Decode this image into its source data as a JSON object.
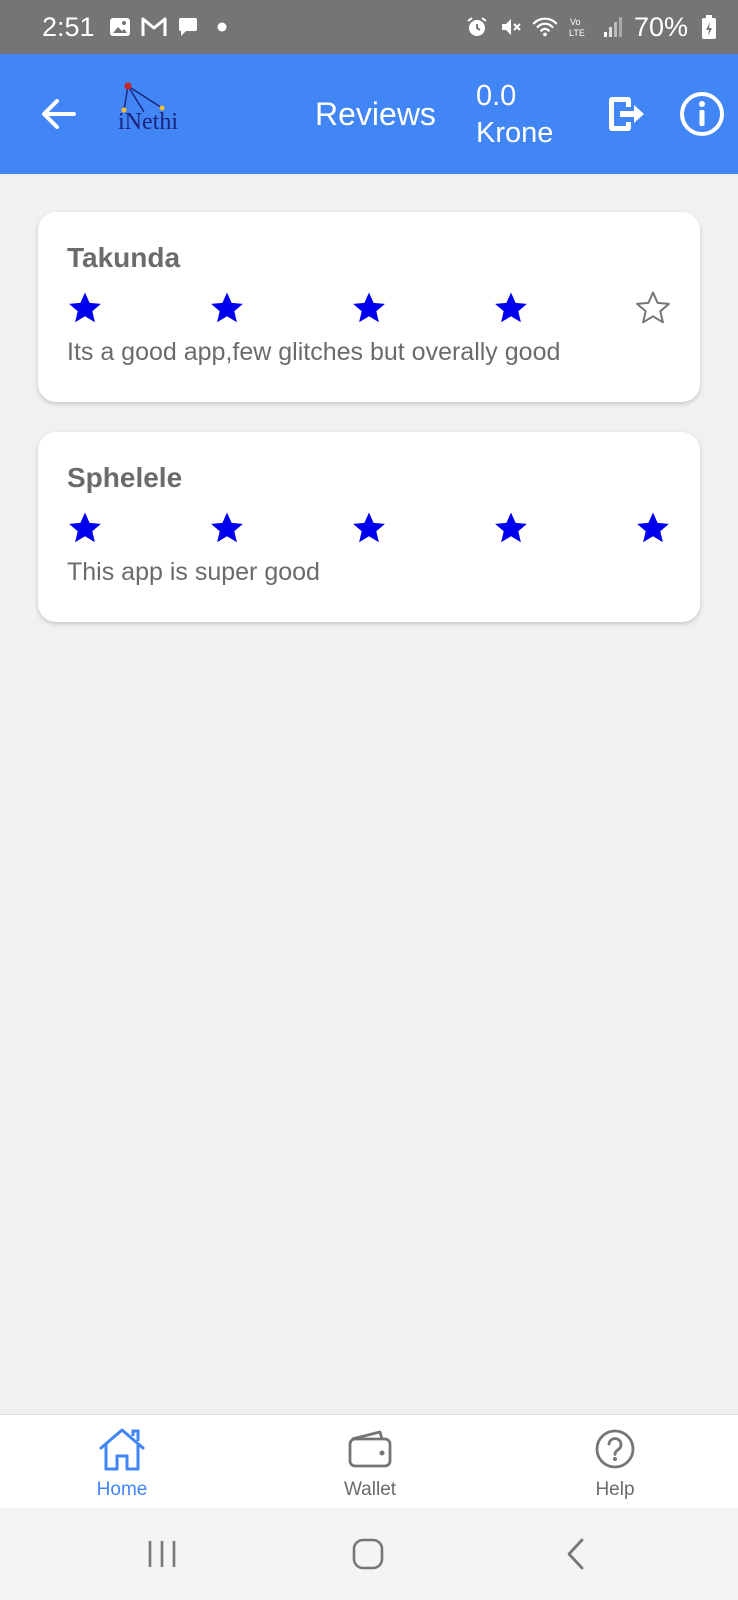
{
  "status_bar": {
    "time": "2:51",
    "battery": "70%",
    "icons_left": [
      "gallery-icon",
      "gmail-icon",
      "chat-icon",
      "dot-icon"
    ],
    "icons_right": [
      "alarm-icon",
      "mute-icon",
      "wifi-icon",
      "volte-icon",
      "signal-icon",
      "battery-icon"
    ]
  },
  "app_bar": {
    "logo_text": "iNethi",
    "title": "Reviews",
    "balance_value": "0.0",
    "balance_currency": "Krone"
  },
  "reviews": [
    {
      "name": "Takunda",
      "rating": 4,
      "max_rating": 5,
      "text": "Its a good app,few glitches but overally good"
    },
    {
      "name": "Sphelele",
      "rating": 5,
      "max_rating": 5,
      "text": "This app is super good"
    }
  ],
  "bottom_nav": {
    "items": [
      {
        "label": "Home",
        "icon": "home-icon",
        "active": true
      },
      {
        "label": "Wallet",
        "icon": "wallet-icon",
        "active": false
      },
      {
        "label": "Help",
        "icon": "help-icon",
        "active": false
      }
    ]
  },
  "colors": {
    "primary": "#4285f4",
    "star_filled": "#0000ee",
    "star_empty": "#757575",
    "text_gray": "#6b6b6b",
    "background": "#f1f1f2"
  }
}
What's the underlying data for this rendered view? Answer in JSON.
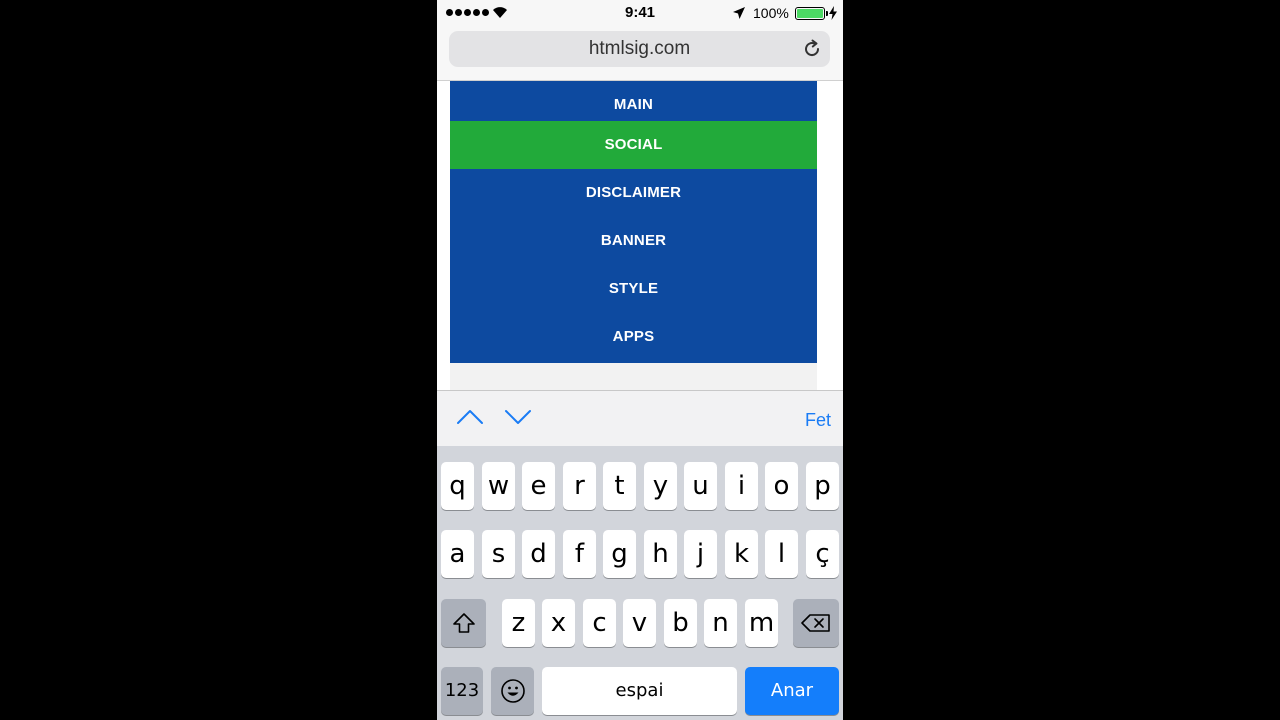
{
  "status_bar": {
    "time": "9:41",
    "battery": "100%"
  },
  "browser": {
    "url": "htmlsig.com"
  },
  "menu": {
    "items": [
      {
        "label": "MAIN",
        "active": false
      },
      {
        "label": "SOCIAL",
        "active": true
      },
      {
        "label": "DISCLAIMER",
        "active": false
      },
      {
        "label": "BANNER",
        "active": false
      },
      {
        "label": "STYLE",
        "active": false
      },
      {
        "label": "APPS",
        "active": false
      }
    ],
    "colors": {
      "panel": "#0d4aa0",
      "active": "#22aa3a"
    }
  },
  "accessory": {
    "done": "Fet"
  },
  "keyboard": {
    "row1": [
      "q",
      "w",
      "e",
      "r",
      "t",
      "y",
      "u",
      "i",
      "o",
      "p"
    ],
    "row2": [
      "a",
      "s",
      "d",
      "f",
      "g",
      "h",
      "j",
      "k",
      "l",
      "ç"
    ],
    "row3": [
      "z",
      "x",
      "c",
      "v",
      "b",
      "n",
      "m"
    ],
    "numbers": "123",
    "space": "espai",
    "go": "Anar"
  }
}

++++

Work required: Which lines hold the word "JSON"? Copy every one of them.

Task answer:
Decode this image into its source data as a JSON object.
What's the underlying data for this rendered view? Answer in JSON.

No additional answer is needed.